• **Entries shown**
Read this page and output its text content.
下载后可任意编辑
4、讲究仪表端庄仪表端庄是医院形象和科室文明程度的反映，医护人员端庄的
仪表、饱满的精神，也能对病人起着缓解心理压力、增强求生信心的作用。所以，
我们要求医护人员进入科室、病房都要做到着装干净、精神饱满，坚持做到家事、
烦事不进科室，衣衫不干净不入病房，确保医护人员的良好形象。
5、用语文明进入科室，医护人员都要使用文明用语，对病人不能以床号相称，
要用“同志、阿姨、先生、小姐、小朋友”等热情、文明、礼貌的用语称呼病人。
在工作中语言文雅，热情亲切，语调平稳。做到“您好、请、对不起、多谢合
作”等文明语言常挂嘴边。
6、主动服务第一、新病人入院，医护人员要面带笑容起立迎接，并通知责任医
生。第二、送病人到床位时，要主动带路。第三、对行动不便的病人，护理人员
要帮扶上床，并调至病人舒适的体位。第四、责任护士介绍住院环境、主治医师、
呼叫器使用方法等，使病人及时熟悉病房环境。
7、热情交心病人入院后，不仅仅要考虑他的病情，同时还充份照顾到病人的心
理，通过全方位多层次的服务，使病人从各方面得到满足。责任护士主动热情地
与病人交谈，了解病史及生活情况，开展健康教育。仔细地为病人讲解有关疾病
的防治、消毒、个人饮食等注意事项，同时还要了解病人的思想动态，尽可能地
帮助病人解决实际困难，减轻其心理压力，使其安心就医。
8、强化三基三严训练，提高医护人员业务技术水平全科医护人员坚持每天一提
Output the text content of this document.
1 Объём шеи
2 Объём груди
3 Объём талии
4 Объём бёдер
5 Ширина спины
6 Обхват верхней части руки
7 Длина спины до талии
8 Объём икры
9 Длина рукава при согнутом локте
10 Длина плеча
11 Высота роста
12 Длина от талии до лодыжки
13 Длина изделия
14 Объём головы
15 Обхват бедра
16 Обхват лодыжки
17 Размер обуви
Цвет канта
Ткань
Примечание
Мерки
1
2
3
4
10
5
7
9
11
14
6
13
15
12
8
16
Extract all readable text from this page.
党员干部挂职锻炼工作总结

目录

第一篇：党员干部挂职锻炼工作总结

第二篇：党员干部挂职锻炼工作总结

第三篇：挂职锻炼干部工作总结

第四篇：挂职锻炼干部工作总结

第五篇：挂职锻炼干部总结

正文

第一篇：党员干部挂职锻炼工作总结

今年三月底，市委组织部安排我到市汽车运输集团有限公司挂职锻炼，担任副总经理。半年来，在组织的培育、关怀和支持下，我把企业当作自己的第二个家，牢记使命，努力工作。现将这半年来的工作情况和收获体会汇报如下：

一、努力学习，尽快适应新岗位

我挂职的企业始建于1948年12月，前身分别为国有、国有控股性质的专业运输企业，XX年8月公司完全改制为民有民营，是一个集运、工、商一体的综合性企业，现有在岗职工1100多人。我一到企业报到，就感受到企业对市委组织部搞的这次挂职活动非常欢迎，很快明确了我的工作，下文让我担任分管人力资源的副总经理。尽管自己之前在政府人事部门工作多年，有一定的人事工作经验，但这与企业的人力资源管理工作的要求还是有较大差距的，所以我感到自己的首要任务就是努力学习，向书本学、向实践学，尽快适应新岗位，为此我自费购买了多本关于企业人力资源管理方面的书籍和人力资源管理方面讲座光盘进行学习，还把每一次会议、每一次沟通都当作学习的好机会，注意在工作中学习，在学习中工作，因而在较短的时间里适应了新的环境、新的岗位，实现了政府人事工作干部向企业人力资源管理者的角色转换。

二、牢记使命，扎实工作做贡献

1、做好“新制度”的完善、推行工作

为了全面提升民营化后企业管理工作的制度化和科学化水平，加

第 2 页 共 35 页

• **To do**
Nothing should be left out: repeat all of the data exactly.

• **Solved exercise**
Read this page and output its text content.
下载后可任意编辑
4、讲究仪表端庄仪表端庄是医院形象和科室文明程度的反映，医护人员端庄的
仪表、饱满的精神，也能对病人起着缓解心理压力、增强求生信心的作用。所以，
我们要求医护人员进入科室、病房都要做到着装干净、精神饱满，坚持做到家事、
烦事不进科室，衣衫不干净不入病房，确保医护人员的良好形象。
5、用语文明进入科室，医护人员都要使用文明用语，对病人不能以床号相称，
要用“同志、阿姨、先生、小姐、小朋友”等热情、文明、礼貌的用语称呼病人。
在工作中语言文雅，热情亲切，语调平稳。做到“您好、请、对不起、多谢合
作”等文明语言常挂嘴边。
6、主动服务第一、新病人入院，医护人员要面带笑容起立迎接，并通知责任医
生。第二、送病人到床位时，要主动带路。第三、对行动不便的病人，护理人员
要帮扶上床，并调至病人舒适的体位。第四、责任护士介绍住院环境、主治医师、
呼叫器使用方法等，使病人及时熟悉病房环境。
7、热情交心病人入院后，不仅仅要考虑他的病情，同时还充份照顾到病人的心
理，通过全方位多层次的服务，使病人从各方面得到满足。责任护士主动热情地
与病人交谈，了解病史及生活情况，开展健康教育。仔细地为病人讲解有关疾病
的防治、消毒、个人饮食等注意事项，同时还要了解病人的思想动态，尽可能地
帮助病人解决实际困难，减轻其心理压力，使其安心就医。
8、强化三基三严训练，提高医护人员业务技术水平全科医护人员坚持每天一提
Output the text content of this document.
1 Объём шеи
2 Объём груди
3 Объём талии
4 Объём бёдер
5 Ширина спины
6 Обхват верхней части руки
7 Длина спины до талии
8 Объём икры
9 Длина рукава при согнутом локте
10 Длина плеча
11 Высота роста
12 Длина от талии до лодыжки
13 Длина изделия
14 Объём головы
15 Обхват бедра
16 Обхват лодыжки
17 Размер обуви
Цвет канта
Ткань
Примечание
Мерки
1
2
3
4
10
5
7
9
11
14
6
13
15
12
8
16
Extract all readable text from this page.
党员干部挂职锻炼工作总结

目录

第一篇：党员干部挂职锻炼工作总结

第二篇：党员干部挂职锻炼工作总结

第三篇：挂职锻炼干部工作总结

第四篇：挂职锻炼干部工作总结

第五篇：挂职锻炼干部总结

正文

第一篇：党员干部挂职锻炼工作总结

今年三月底，市委组织部安排我到市汽车运输集团有限公司挂职锻炼，担任副总经理。半年来，在组织的培育、关怀和支持下，我把企业当作自己的第二个家，牢记使命，努力工作。现将这半年来的工作情况和收获体会汇报如下：

一、努力学习，尽快适应新岗位

我挂职的企业始建于1948年12月，前身分别为国有、国有控股性质的专业运输企业，XX年8月公司完全改制为民有民营，是一个集运、工、商一体的综合性企业，现有在岗职工1100多人。我一到企业报到，就感受到企业对市委组织部搞的这次挂职活动非常欢迎，很快明确了我的工作，下文让我担任分管人力资源的副总经理。尽管自己之前在政府人事部门工作多年，有一定的人事工作经验，但这与企业的人力资源管理工作的要求还是有较大差距的，所以我感到自己的首要任务就是努力学习，向书本学、向实践学，尽快适应新岗位，为此我自费购买了多本关于企业人力资源管理方面的书籍和人力资源管理方面讲座光盘进行学习，还把每一次会议、每一次沟通都当作学习的好机会，注意在工作中学习，在学习中工作，因而在较短的时间里适应了新的环境、新的岗位，实现了政府人事工作干部向企业人力资源管理者的角色转换。

二、牢记使命，扎实工作做贡献

1、做好“新制度”的完善、推行工作

为了全面提升民营化后企业管理工作的制度化和科学化水平，加

第 2 页 共 35 页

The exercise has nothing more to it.